### TEXTE RETENU

Face à une pénurie mondiale d’eau douce qui s’aggrave avec le changement climatique et la croissance démographique, le dessalement de l’eau de mer apparaît comme une lueur d’espoir. Capable de transformer l’océan, immense réservoir salé, en eau potable, cette technologie séduit de plus en plus de régions arides. Mais derrière cette promesse d’abondance se cachent des défis environnementaux et économiques majeurs. Décryptage d’une solution à double tranchant.
L’eau salée, une ressource (presque) infinie ?
Le constat est brutal : moins de 3% de l’eau sur Terre est douce, et seule une infime partie est facilement accessible. Pendant ce temps, 97% de l’eau est salée, principalement dans les océans. Le dessalement vise précisément à exploiter cette ressource quasi illimitée. Les deux techniques principales dominent le marché :
- L’osmose inverse (70% des usines) : L’eau de mer est forcée sous haute pression à travers des membranes semi-perméables qui retiennent le sel et les impuretés. C’est la méthode la plus courante aujourd’hui.
- La distillation (thermique) : L’eau de mer est chauffée pour produire de la vapeur, qui est ensuite condensée en eau pure, laissant le sel derrière elle. Souvent couplée à des centrales électriques pour récupérer la chaleur perdue.
Les promesses alléchantes du dessalement
- Sécurité hydrique pour les régions arides : Pour les pays du Golfe, l’Australie, la Californie ou l’Espagne, le dessalement est devenu une bouée de sauvetage. Il permet de s’affranchir de la dépendance aux pluies capricieuses et aux nappes phréatiques surexploitées. Des villes comme Dubaï dépendent aujourd’hui massivement de cette eau « fabriquée ».
- Une ressource inépuisable : Contrairement aux rivières ou aux nappes qui peuvent s’épuiser, l’océan offre un potentiel immense. Le dessalement pourrait théoriquement fournir de l’eau douce à l’échelle planétaire.
- Progrès technologiques constants : Les coûts ont considérablement chuté (divisés par 4 en 20 ans pour l’osmose inverse), l’efficacité énergétique s’améliore, et les membranes deviennent plus performantes et durables. L’innovation ouvre la voie à des usines plus compactes et moins gourmandes.
- Un moteur de développement : En garantissant l’accès à l’eau, le dessalement peut soutenir le développement économique, l’agriculture et améliorer la qualité de vie dans les zones côtières défavorisées.
Les dangers et les défis : Le revers de la médaille
Malgré ces atouts, le dessalement n’est pas sans risques, et son expansion soulève de sérieuses inquiétudes :
- L’impact environnemental : La saumure, poison des océans : Le principal rejet des usines est la saumure, une eau extrêmement salée (environ 2 fois plus que l’eau de mer) et chargée de produits chimiques (anti-tartres, biocides, métaux lourds des membranes). Rejetée en mer, cette saumure crée des « zones mortes » hyper-salines qui asphyxient la faune et la flore marines, perturbent les écosystèmes côtiers et peuvent contaminer les nappes phréatiques littorales. La gestion de ce déchet toxique est le défi écologique numéro un.

######

* _CONSIGNE A_
Transformez en liste numérotée, sans les lignes vides, les enregistrements qui vont de la ligne contenant « Text: 14: 14 <box>114 286 127 296</box> » à la ligne contenant « FancyBboxPatch shape <box>11 316 28 327</box> ».
Le texte et les enregistrements forment deux sources indépendantes l'une de l'autre.

### DONNÉES

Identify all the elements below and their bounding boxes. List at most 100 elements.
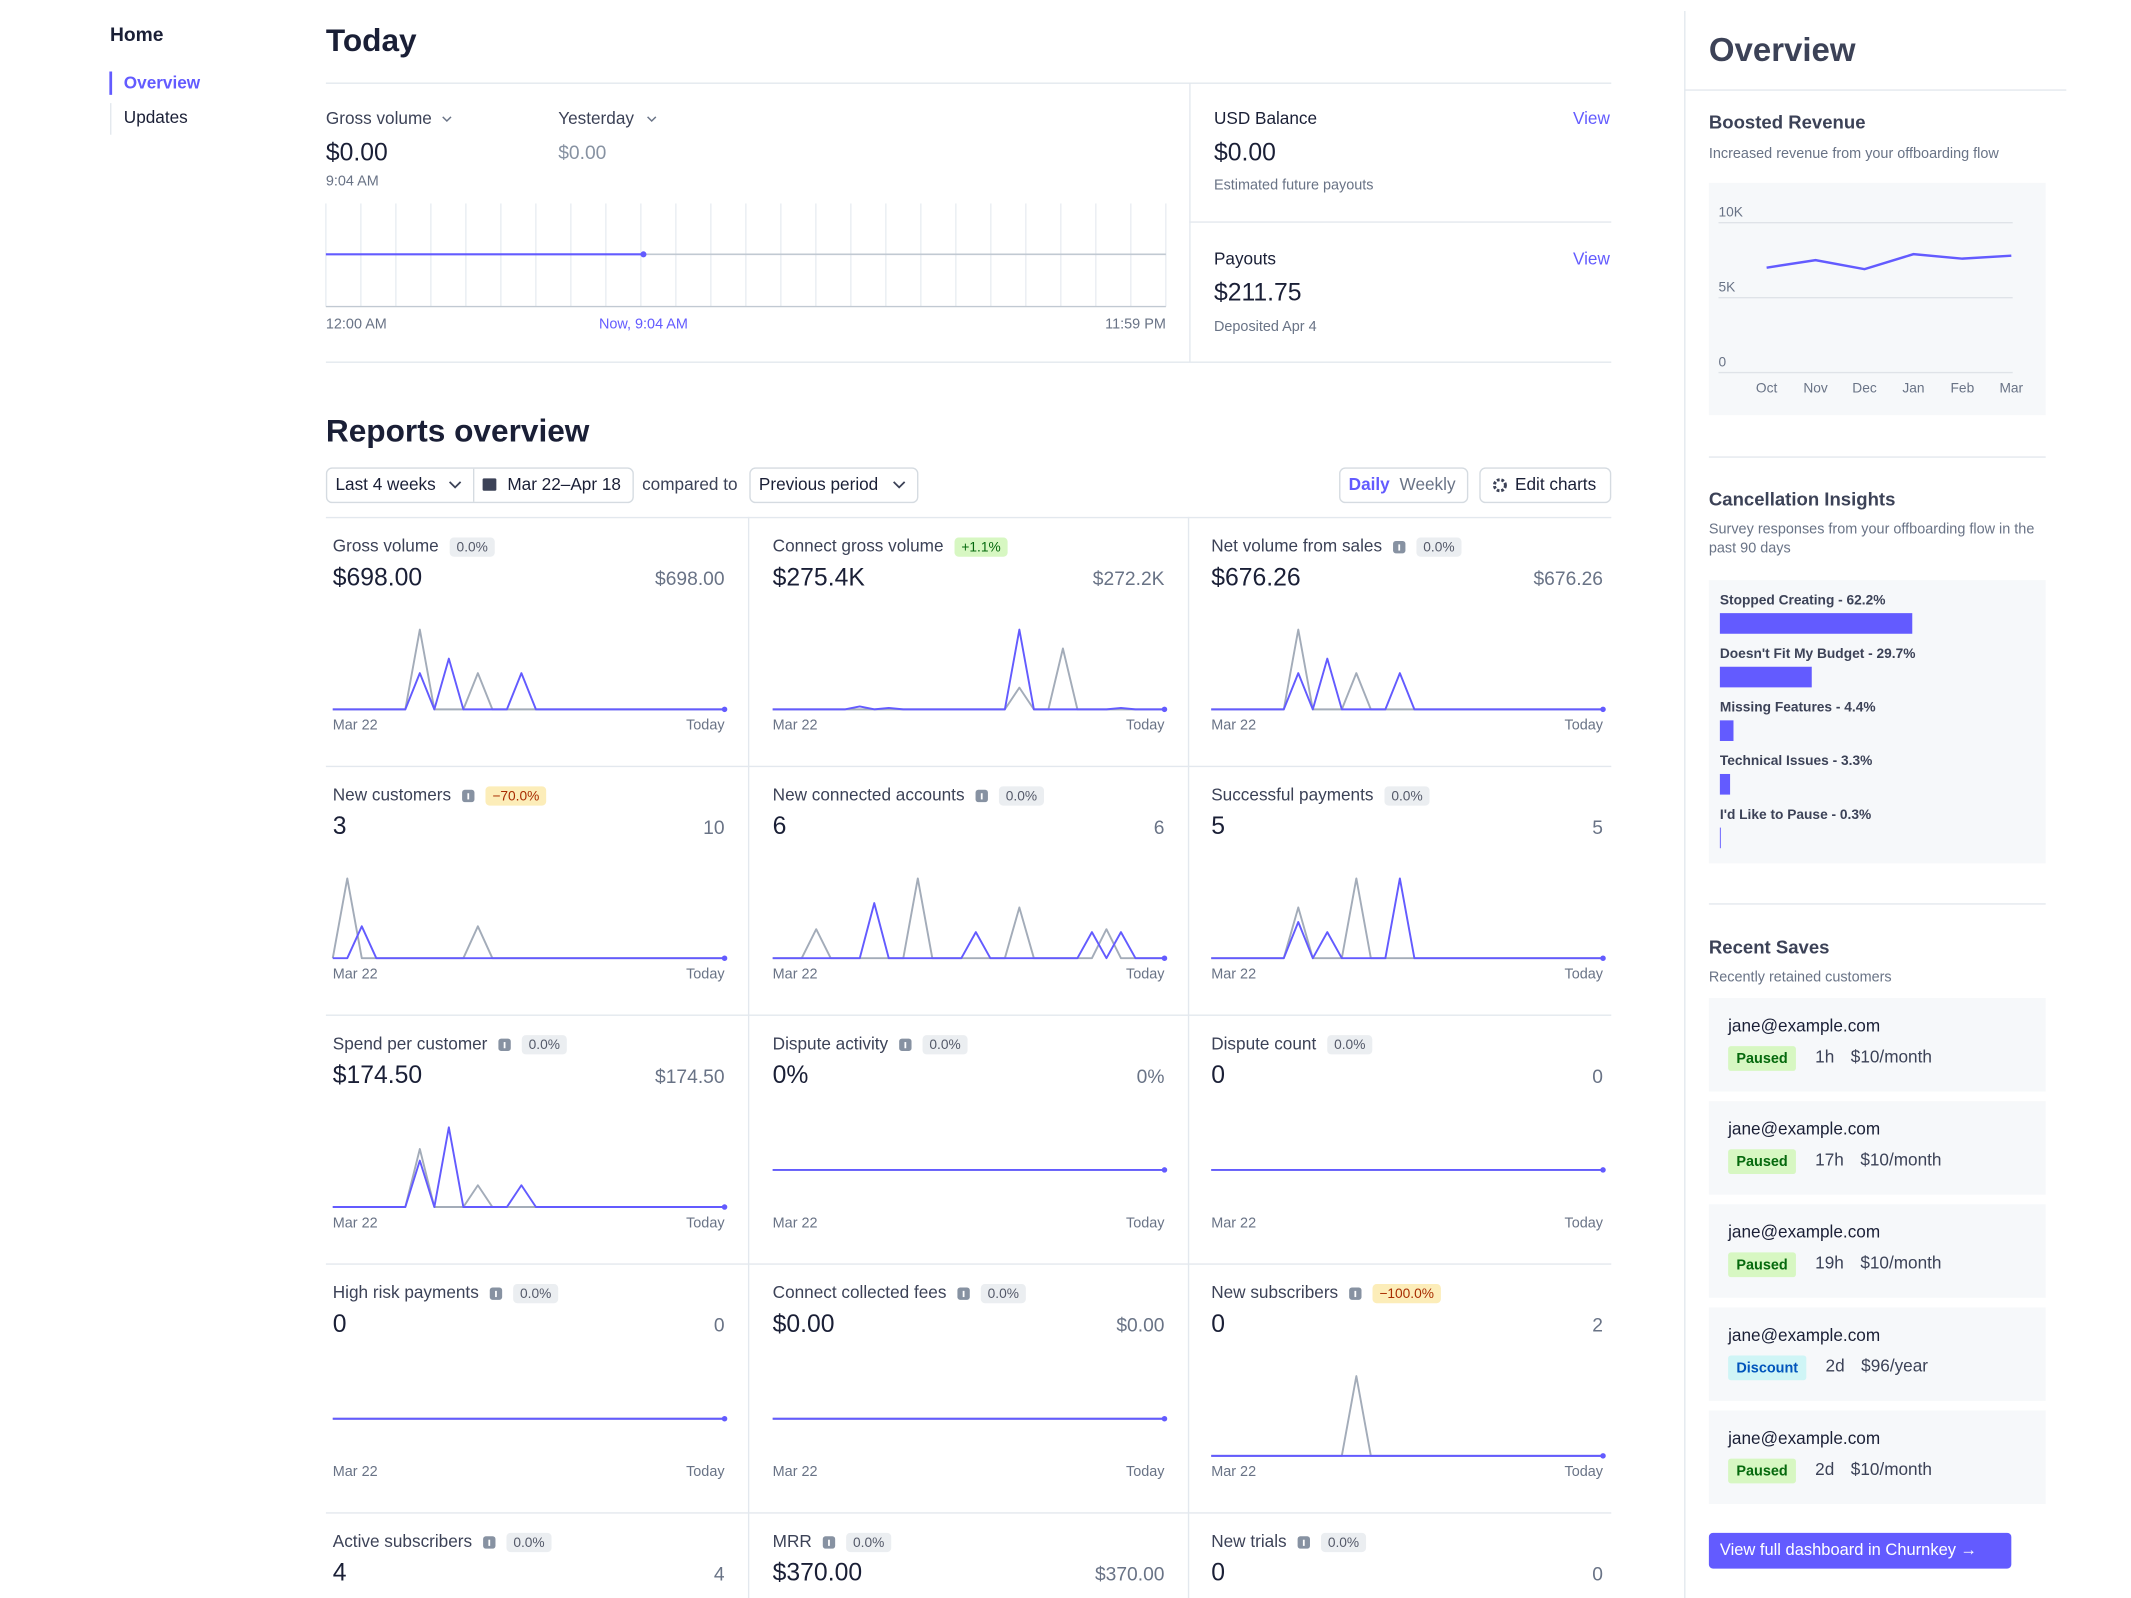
x-tick-label: Dec	[1852, 381, 1877, 396]
save-email: jane@example.com	[1727, 1428, 1880, 1448]
card-value: 0	[1211, 1311, 1225, 1338]
chart-panel	[1708, 182, 2046, 416]
x-tick-label: Nov	[1803, 381, 1828, 396]
metric-select[interactable]: Gross volume	[326, 108, 432, 128]
interval-toggle[interactable]	[1339, 467, 1469, 504]
change-badge	[1327, 1035, 1373, 1055]
card-value: $370.00	[773, 1560, 862, 1587]
card-previous: 0	[714, 1316, 725, 1337]
current-line	[772, 902, 1165, 960]
card-previous: $174.50	[655, 1067, 725, 1088]
y-tick-label: 10K	[1719, 205, 1743, 220]
axis-label: Mar 22	[333, 967, 378, 983]
report-card[interactable]: New trials 0.0% 0 0	[1211, 1531, 1603, 1587]
current-line	[332, 1126, 725, 1208]
card-label: High risk payments	[333, 1282, 479, 1302]
save-age: 19h	[1815, 1253, 1844, 1273]
edit-button[interactable]	[1479, 467, 1612, 504]
compare-label: compared to	[642, 474, 737, 494]
change-badge-label: 0.0%	[1423, 539, 1454, 554]
period-control[interactable]	[749, 467, 919, 504]
view-link[interactable]: View	[1573, 108, 1611, 128]
payouts-value: $211.75	[1214, 280, 1302, 307]
axis-label: Today	[686, 1215, 725, 1231]
axis-label: Today	[1565, 1464, 1604, 1480]
card-previous: 6	[1154, 818, 1165, 839]
axis-label: Today	[1126, 1464, 1165, 1480]
report-card[interactable]: Spend per customer 0.0% $174.50 $174.50 Mar …	[333, 1033, 728, 1231]
axis-label: Today	[686, 1464, 725, 1480]
chevron	[442, 116, 452, 123]
change-badge-label: 0.0%	[529, 1037, 560, 1052]
card-title: Boosted Revenue	[1709, 112, 1866, 133]
change-badge-label: 0.0%	[520, 1286, 551, 1301]
reason-label: Stopped Creating - 62.2%	[1720, 592, 1886, 607]
edit-label[interactable]: Edit charts	[1515, 474, 1596, 494]
change-badge-label: 0.0%	[513, 1535, 544, 1550]
period-select[interactable]: Previous period	[759, 474, 878, 494]
card-value: 6	[773, 813, 787, 840]
metric-time: 9:04 AM	[326, 173, 379, 189]
view-link[interactable]: View	[1573, 248, 1611, 268]
report-card[interactable]: MRR 0.0% $370.00 $370.00	[773, 1531, 1165, 1587]
card-subtitle-box: Survey responses from your offboarding f…	[1709, 521, 2034, 557]
axis-label: Today	[1565, 967, 1604, 983]
compare-select[interactable]: Yesterday	[558, 108, 634, 128]
change-badge-label: 0.0%	[1006, 788, 1037, 803]
interval-option[interactable]: Daily	[1349, 474, 1390, 494]
report-card[interactable]: New subscribers −100.0% 0 2 Mar 22 Today	[1211, 1282, 1606, 1480]
cta-label[interactable]: View full dashboard in Churnkey →	[1720, 1541, 1977, 1559]
report-card[interactable]: Successful payments 0.0% 5 5 Mar 22 Today	[1211, 785, 1606, 983]
change-badge-label: 0.0%	[1334, 1037, 1365, 1052]
report-card[interactable]: New customers −70.0% 3 10 Mar 22 Today	[331, 785, 728, 983]
card-previous: $698.00	[655, 569, 725, 590]
nav-item[interactable]: Updates	[124, 107, 188, 127]
axis-label: Mar 22	[333, 1464, 378, 1480]
report-card[interactable]: New connected accounts 0.0% 6 6 Mar 22 Today	[772, 785, 1168, 983]
calendar-icon	[482, 478, 497, 491]
report-card[interactable]: High risk payments 0.0% 0 0 Mar 22 Today	[333, 1282, 728, 1480]
report-card[interactable]: Active subscribers 0.0% 4 4	[333, 1531, 725, 1587]
date-range[interactable]: Mar 22–Apr 18	[507, 474, 621, 494]
panel-title: Overview	[1709, 31, 1856, 68]
save-age: 2d	[1815, 1459, 1834, 1479]
range-control[interactable]	[325, 467, 634, 504]
end-dot	[721, 1204, 728, 1210]
chevron	[448, 481, 462, 489]
axis-label: Mar 22	[1211, 1464, 1256, 1480]
change-badge	[922, 1035, 968, 1055]
report-card[interactable]: Dispute count 0.0% 0 0 Mar 22 Today	[1211, 1033, 1606, 1231]
card-label: New connected accounts	[773, 785, 965, 805]
cta-button[interactable]	[1708, 1532, 2012, 1569]
save-card	[1708, 1101, 2046, 1195]
range-select[interactable]: Last 4 weeks	[336, 474, 436, 494]
change-badge-label: +1.1%	[961, 539, 1000, 554]
interval-option[interactable]: Weekly	[1400, 474, 1456, 494]
report-card[interactable]: Net volume from sales 0.0% $676.26 $676.26 M…	[1211, 536, 1606, 734]
y-tick-label: 0	[1719, 355, 1727, 370]
card-previous: $0.00	[1116, 1316, 1164, 1337]
card-label: Spend per customer	[333, 1033, 488, 1053]
report-card[interactable]: Connect collected fees 0.0% $0.00 $0.00 Mar …	[772, 1282, 1168, 1480]
change-badge	[846, 1532, 892, 1553]
current-line	[332, 657, 725, 711]
card-value: $174.50	[333, 1062, 422, 1089]
revenue-chart: 0 5K 10K Oct Nov Dec Jan Feb Mar	[1718, 205, 2024, 396]
card-previous: 0%	[1137, 1067, 1165, 1088]
axis-label: 12:00 AM	[326, 316, 387, 332]
report-card[interactable]: Dispute activity 0.0% 0% 0% Mar 22 Today	[772, 1033, 1168, 1231]
payouts-label: Payouts	[1214, 248, 1276, 268]
section-title: Today	[326, 22, 417, 58]
chevron	[893, 481, 906, 489]
card-value: 5	[1211, 813, 1225, 840]
card-title: Recent Saves	[1709, 936, 1830, 957]
report-card[interactable]: Gross volume 0.0% $698.00 $698.00 Mar 22 Toda…	[333, 536, 728, 734]
status-badge	[1728, 1149, 1796, 1175]
save-age: 2d	[1826, 1356, 1845, 1376]
card-value: $698.00	[333, 564, 422, 591]
nav-item[interactable]: Overview	[124, 72, 201, 92]
save-email: jane@example.com	[1727, 1325, 1880, 1345]
change-badge	[954, 537, 1008, 557]
save-price: $96/year	[1861, 1356, 1928, 1376]
report-card[interactable]: Connect gross volume +1.1% $275.4K $272.2K M…	[772, 536, 1168, 734]
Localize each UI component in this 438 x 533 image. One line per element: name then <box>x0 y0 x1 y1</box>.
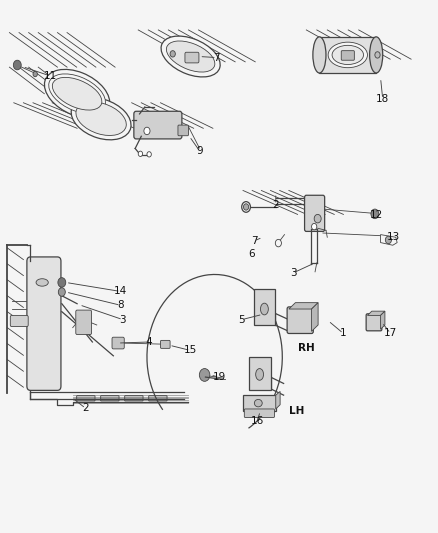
Text: 14: 14 <box>114 286 127 296</box>
Circle shape <box>244 204 249 210</box>
Ellipse shape <box>44 69 110 118</box>
Text: 2: 2 <box>272 200 279 210</box>
FancyBboxPatch shape <box>341 51 354 60</box>
Ellipse shape <box>332 45 364 64</box>
Text: 5: 5 <box>238 314 245 325</box>
Text: LH: LH <box>289 406 304 416</box>
Text: 13: 13 <box>387 232 400 243</box>
Text: 7: 7 <box>251 236 257 246</box>
FancyBboxPatch shape <box>366 314 382 331</box>
Text: 7: 7 <box>213 53 220 62</box>
Ellipse shape <box>256 368 264 380</box>
Text: 3: 3 <box>290 268 297 278</box>
FancyBboxPatch shape <box>11 316 28 327</box>
Circle shape <box>58 278 66 287</box>
Polygon shape <box>311 303 318 332</box>
Circle shape <box>199 368 210 381</box>
Polygon shape <box>381 311 385 329</box>
Polygon shape <box>276 391 280 409</box>
Circle shape <box>276 239 282 247</box>
Circle shape <box>311 223 317 230</box>
FancyBboxPatch shape <box>160 341 170 349</box>
Polygon shape <box>381 235 397 245</box>
Ellipse shape <box>370 37 383 73</box>
Circle shape <box>147 274 283 439</box>
Text: 11: 11 <box>44 71 57 81</box>
Circle shape <box>33 71 37 77</box>
Ellipse shape <box>254 399 262 407</box>
Polygon shape <box>319 37 376 73</box>
Ellipse shape <box>261 303 268 315</box>
FancyBboxPatch shape <box>249 357 271 390</box>
Text: 2: 2 <box>82 403 89 414</box>
FancyBboxPatch shape <box>77 395 95 401</box>
Circle shape <box>375 52 380 58</box>
FancyBboxPatch shape <box>27 257 61 390</box>
Ellipse shape <box>313 37 326 73</box>
Circle shape <box>144 127 150 135</box>
Text: 12: 12 <box>370 211 383 221</box>
Text: 19: 19 <box>212 372 226 382</box>
Text: 18: 18 <box>376 94 389 104</box>
Circle shape <box>13 60 21 70</box>
FancyBboxPatch shape <box>76 310 92 335</box>
Circle shape <box>314 214 321 223</box>
Circle shape <box>147 152 151 157</box>
Ellipse shape <box>328 42 367 68</box>
Ellipse shape <box>76 102 126 135</box>
Text: 17: 17 <box>384 328 397 338</box>
Text: 6: 6 <box>248 249 255 259</box>
FancyBboxPatch shape <box>185 52 199 63</box>
Text: 9: 9 <box>196 146 203 156</box>
Text: 3: 3 <box>120 314 126 325</box>
FancyBboxPatch shape <box>304 195 325 231</box>
Ellipse shape <box>53 77 102 110</box>
FancyBboxPatch shape <box>287 307 313 334</box>
FancyBboxPatch shape <box>244 409 275 417</box>
Ellipse shape <box>71 98 131 140</box>
Ellipse shape <box>161 36 220 77</box>
FancyBboxPatch shape <box>101 395 119 401</box>
Ellipse shape <box>49 74 106 114</box>
Polygon shape <box>367 311 385 316</box>
FancyBboxPatch shape <box>178 125 188 136</box>
Polygon shape <box>289 303 318 309</box>
FancyBboxPatch shape <box>134 111 182 139</box>
Circle shape <box>58 288 65 296</box>
FancyBboxPatch shape <box>149 395 167 401</box>
Text: 8: 8 <box>117 300 124 310</box>
Text: 15: 15 <box>184 345 197 356</box>
FancyBboxPatch shape <box>243 395 276 411</box>
Text: 4: 4 <box>146 337 152 347</box>
Text: 1: 1 <box>340 328 347 338</box>
Text: 16: 16 <box>251 416 264 426</box>
Ellipse shape <box>166 41 215 72</box>
Text: RH: RH <box>298 343 314 353</box>
FancyBboxPatch shape <box>254 289 275 325</box>
Circle shape <box>242 201 251 212</box>
Circle shape <box>385 236 392 244</box>
FancyBboxPatch shape <box>125 395 143 401</box>
Circle shape <box>138 151 143 157</box>
Circle shape <box>170 51 175 57</box>
Ellipse shape <box>36 279 48 286</box>
Circle shape <box>371 209 379 219</box>
FancyBboxPatch shape <box>112 337 124 349</box>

######

* _CONSIGNE B_
Dans l'article sur le dessalement, condensez sous forme de liste le paragraphe qui commence par « Le constat est brutal » en conservant ses faits essentiels.

* _RÉPONSE A_
1. Text: 14: 14 <box>114 286 127 296</box>
2. Circle shape <box>244 204 249 210</box>
3. Ellipse shape <box>44 69 110 118</box>
4. Text: 2: 2 <box>272 200 279 210</box>
5. FancyBboxPatch shape <box>341 51 354 60</box>
6. Ellipse shape <box>332 45 364 64</box>
7. Text: 5: 5 <box>238 314 245 325</box>
8. Text: LH: LH <box>289 406 304 416</box>
9. Text: 13: 13 <box>387 232 400 243</box>
10. Text: 7: 7 <box>251 236 257 246</box>
11. FancyBboxPatch shape <box>366 314 382 331</box>
12. Text: 7: 7 <box>213 53 220 62</box>
13. Ellipse shape <box>256 368 264 380</box>
14. Text: 3: 3 <box>290 268 297 278</box>
15. FancyBboxPatch shape <box>11 316 28 327</box>

* _RÉPONSE B_
- Moins de 3 % de l'eau sur Terre est douce, et seule une infime partie est facilement accessible.
- 97 % de l'eau est salée, principalement dans les océans.
- Le dessalement vise à exploiter cette ressource quasi illimitée.
- Deux techniques principales dominent le marché.